Data entries for graphics
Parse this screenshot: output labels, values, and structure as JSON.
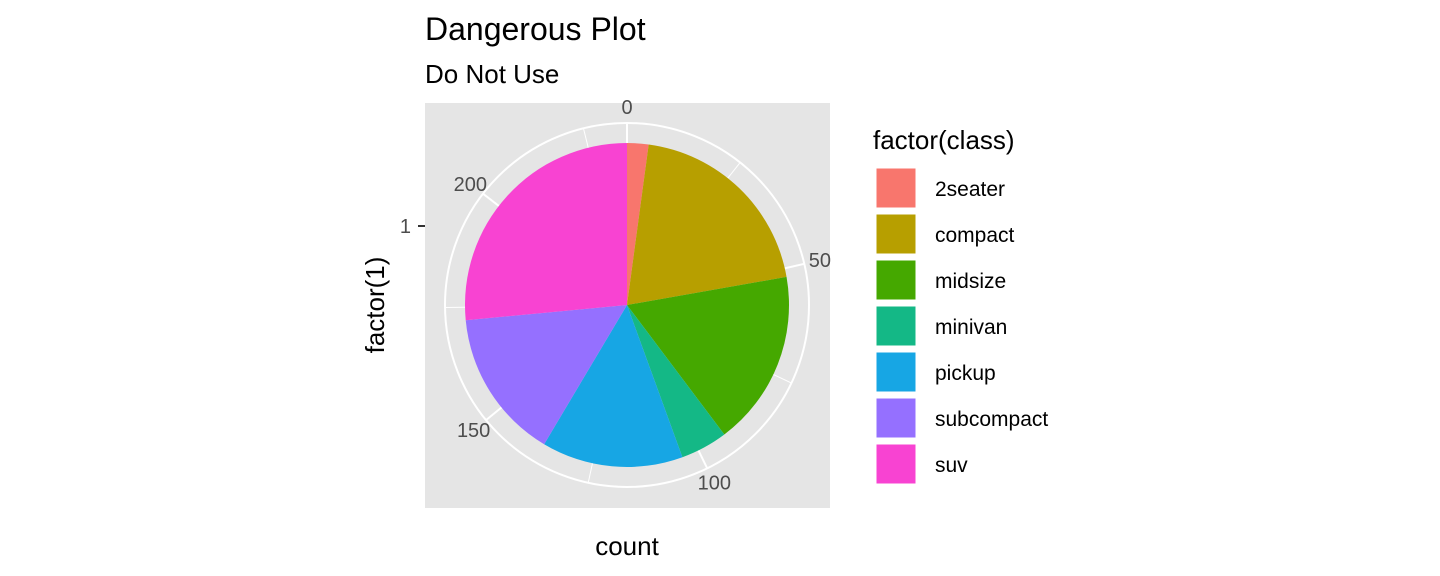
{
  "chart_data": {
    "type": "pie",
    "title": "Dangerous Plot",
    "subtitle": "Do Not Use",
    "xlabel": "count",
    "ylabel": "factor(1)",
    "y_tick_labels": [
      "1"
    ],
    "theta_ticks": [
      0,
      50,
      100,
      150,
      200
    ],
    "theta_range": [
      0,
      234
    ],
    "grid": true,
    "legend_title": "factor(class)",
    "legend_position": "right",
    "categories": [
      "2seater",
      "compact",
      "midsize",
      "minivan",
      "pickup",
      "subcompact",
      "suv"
    ],
    "values": [
      5,
      47,
      41,
      11,
      33,
      35,
      62
    ],
    "colors": [
      "#F8766D",
      "#B79F00",
      "#45A800",
      "#14B886",
      "#17A6E4",
      "#9570FF",
      "#F843D2"
    ],
    "panel_color": "#E5E5E5"
  }
}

◆ **SET PROBLEM**: An exact transcription of all the entries is required, without the pictures.

◆ **TASK ANSWER**:
Parse this screenshot: output labels, values, and structure as JSON.
{
  "chart_data": {
    "type": "pie",
    "title": "Dangerous Plot",
    "subtitle": "Do Not Use",
    "xlabel": "count",
    "ylabel": "factor(1)",
    "y_tick_labels": [
      "1"
    ],
    "theta_ticks": [
      0,
      50,
      100,
      150,
      200
    ],
    "theta_range": [
      0,
      234
    ],
    "grid": true,
    "legend_title": "factor(class)",
    "legend_position": "right",
    "categories": [
      "2seater",
      "compact",
      "midsize",
      "minivan",
      "pickup",
      "subcompact",
      "suv"
    ],
    "values": [
      5,
      47,
      41,
      11,
      33,
      35,
      62
    ],
    "colors": [
      "#F8766D",
      "#B79F00",
      "#45A800",
      "#14B886",
      "#17A6E4",
      "#9570FF",
      "#F843D2"
    ],
    "panel_color": "#E5E5E5"
  }
}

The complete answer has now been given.